And yes, I hated how Dax, the brilliant, 300-year-old scientist, was reduced to second banana to O’Brien, the working stiff who was just very good at his job. In addition to the implicit sexism, what bothered me was the writers’ confusion of theory and practice, physics and engineering. What O’Brien was doing here was based in theory, figuring out the underlying physics of the situation. That’s different from the job of an engineer, which is based on applying known physics in practical form. Dax should’ve been the one who came up with the theory about magnetic resonance, and O’Brien should’ve been the one who, once she’d explained what was needed, figured out how to build a gadget that would do it.
I have to say I very much enjoyed this episode because of the way it dealt with a series of problems with no real solution. Instead of the usual science-fiction “deus ex machina” technobabble way out, it basically just finished by acknowledging the lack of solutions and saying “this is the situation, it is what it is, now we just have to deal with it.”

[Element region listings]

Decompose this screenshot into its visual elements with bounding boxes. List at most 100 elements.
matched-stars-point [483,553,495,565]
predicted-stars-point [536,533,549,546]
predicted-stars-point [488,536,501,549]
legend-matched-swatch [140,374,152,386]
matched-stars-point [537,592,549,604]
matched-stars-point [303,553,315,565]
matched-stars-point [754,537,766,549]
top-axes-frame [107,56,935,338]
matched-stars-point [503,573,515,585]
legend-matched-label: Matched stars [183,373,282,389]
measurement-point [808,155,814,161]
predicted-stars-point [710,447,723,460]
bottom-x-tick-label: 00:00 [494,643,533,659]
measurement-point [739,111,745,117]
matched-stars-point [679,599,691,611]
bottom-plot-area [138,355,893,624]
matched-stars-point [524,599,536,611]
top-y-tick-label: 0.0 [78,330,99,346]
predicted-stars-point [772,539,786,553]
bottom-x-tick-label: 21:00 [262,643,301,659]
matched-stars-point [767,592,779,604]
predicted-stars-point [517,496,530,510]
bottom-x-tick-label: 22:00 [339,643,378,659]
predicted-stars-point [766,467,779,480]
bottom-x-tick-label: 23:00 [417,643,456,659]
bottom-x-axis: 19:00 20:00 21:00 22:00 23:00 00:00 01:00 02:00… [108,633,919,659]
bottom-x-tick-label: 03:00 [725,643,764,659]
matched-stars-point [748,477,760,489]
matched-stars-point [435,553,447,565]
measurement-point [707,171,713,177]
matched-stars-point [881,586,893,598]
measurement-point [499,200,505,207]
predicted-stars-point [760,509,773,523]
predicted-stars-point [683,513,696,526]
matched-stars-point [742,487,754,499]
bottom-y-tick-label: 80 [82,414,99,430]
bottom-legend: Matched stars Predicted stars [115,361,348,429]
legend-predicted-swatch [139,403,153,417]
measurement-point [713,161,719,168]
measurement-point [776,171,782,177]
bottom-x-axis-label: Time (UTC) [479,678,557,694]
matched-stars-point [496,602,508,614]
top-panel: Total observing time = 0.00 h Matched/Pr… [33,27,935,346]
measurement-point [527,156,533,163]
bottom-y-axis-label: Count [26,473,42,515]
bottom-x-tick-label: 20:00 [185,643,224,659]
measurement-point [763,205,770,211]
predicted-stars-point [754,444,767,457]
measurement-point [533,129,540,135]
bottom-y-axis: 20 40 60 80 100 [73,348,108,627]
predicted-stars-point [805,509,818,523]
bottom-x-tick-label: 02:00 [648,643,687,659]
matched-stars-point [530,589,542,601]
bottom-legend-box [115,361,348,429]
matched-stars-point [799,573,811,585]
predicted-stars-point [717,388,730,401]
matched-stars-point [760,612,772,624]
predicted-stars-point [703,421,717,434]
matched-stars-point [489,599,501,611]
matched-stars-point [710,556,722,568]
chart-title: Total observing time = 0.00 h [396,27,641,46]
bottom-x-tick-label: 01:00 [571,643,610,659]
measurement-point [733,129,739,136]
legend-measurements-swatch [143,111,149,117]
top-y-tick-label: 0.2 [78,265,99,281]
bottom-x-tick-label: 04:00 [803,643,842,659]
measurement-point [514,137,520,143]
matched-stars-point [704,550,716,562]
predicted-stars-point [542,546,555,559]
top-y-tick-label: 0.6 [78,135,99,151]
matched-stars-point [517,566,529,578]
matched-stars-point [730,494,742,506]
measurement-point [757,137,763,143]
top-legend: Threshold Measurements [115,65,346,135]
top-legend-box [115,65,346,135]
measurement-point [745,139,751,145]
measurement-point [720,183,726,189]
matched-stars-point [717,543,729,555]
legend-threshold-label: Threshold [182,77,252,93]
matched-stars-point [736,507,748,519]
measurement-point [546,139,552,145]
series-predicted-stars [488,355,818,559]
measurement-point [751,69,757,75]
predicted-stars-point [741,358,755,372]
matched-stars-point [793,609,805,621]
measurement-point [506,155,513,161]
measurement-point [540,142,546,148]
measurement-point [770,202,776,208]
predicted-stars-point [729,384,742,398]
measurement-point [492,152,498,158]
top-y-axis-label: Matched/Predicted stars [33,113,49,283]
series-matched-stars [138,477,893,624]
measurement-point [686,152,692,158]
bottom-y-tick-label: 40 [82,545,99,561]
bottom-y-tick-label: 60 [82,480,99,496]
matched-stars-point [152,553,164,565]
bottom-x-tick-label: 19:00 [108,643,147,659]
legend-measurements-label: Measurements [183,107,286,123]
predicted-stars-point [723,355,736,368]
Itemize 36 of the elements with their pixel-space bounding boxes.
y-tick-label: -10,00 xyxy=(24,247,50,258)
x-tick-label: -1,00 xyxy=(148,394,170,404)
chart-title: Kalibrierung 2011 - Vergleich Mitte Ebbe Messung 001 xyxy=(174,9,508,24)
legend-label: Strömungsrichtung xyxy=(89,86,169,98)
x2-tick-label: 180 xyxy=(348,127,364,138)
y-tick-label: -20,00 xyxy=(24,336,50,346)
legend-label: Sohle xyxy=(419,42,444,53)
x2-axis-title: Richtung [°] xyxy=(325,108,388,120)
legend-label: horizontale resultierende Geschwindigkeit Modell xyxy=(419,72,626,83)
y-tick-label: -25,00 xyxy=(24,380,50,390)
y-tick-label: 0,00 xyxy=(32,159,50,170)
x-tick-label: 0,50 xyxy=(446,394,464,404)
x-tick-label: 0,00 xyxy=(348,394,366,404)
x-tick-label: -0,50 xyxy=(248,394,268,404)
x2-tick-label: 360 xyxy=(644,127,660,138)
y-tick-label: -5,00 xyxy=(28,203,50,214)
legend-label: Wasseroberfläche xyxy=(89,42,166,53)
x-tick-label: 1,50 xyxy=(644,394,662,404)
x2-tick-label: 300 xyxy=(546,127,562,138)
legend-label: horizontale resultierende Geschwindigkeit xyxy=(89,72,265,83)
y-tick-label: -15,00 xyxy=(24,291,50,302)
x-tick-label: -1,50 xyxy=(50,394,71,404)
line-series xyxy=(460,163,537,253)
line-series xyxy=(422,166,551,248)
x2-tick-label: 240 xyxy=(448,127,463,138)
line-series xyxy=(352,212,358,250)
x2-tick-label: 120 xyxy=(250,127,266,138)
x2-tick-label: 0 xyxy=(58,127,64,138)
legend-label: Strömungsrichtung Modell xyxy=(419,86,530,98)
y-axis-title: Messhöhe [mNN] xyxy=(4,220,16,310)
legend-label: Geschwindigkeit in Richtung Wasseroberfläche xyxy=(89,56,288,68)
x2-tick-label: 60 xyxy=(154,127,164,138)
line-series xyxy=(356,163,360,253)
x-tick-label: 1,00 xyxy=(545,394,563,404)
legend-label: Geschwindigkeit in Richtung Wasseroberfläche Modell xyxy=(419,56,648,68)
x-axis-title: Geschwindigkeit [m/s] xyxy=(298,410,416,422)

* _Job 1_:
Answer these from the episode commentary:
(a) How old does it say Dax is?
(b) What does it say an engineer's job is based on?
(c) What does it say the episode acknowledged at its finish?
* _Job 2_:
Condense the paragraph of the episode commentary that begins "And yes, I hated how Dax" into a short list of its main points.
* _Job 3_:
Resume the episode commentary after its final sentence, keeping its voice.
Nothing in the listing is needed for this work.

* _Response 1_:
(a) 300 years old.
(b) Applying known physics in practical form.
(c) The lack of solutions.

* _Response 2_:
- The writer disliked that Dax, a brilliant 300-year-old scientist, became second banana to O'Brien, a working stiff who was very good at his job.
- Besides the implicit sexism, the writer objected to the confusion of theory with practice and physics with engineering.
- O'Brien's work in the episode was theoretical, working out the underlying physics, which is not an engineer's job of applying known physics.
- Dax should have produced the magnetic resonance theory, and O'Brien should have built the gadget once she explained what was needed.

* _Response 3_:
That said, it does ignore one glaringly obvious problem, which is that Kai Opaka is not lost. She’s alive, and everyone knows exactly where she is. And regardless of her personal wishes, surely the provisional government would not be content to simply give up on such a powerful symbol of their newfound freedom. And yet, seemingly, they are. They just shrug their shoulders and say “oh well, i guess we need a new Kai then.”
I’ve always wished they had Opaka appear more before killing her.
While Camille Saviola was excellant, we still know the character is important because we’ve been told she’s important, rather than being shown. It would have been nice to build the character up a bit before just killing her off.
@9: I can certainly buy that the vedeks would want to elect a new kai. After all, communicating through the wormhole is non-trivial, and Opaka’s self-proclaimed new calling is hardly going to give her time to guide the Bajoran people spiritually. Alive and not lost, sure, but a pretty good example of the phrase “Unable to fulfill her duties.”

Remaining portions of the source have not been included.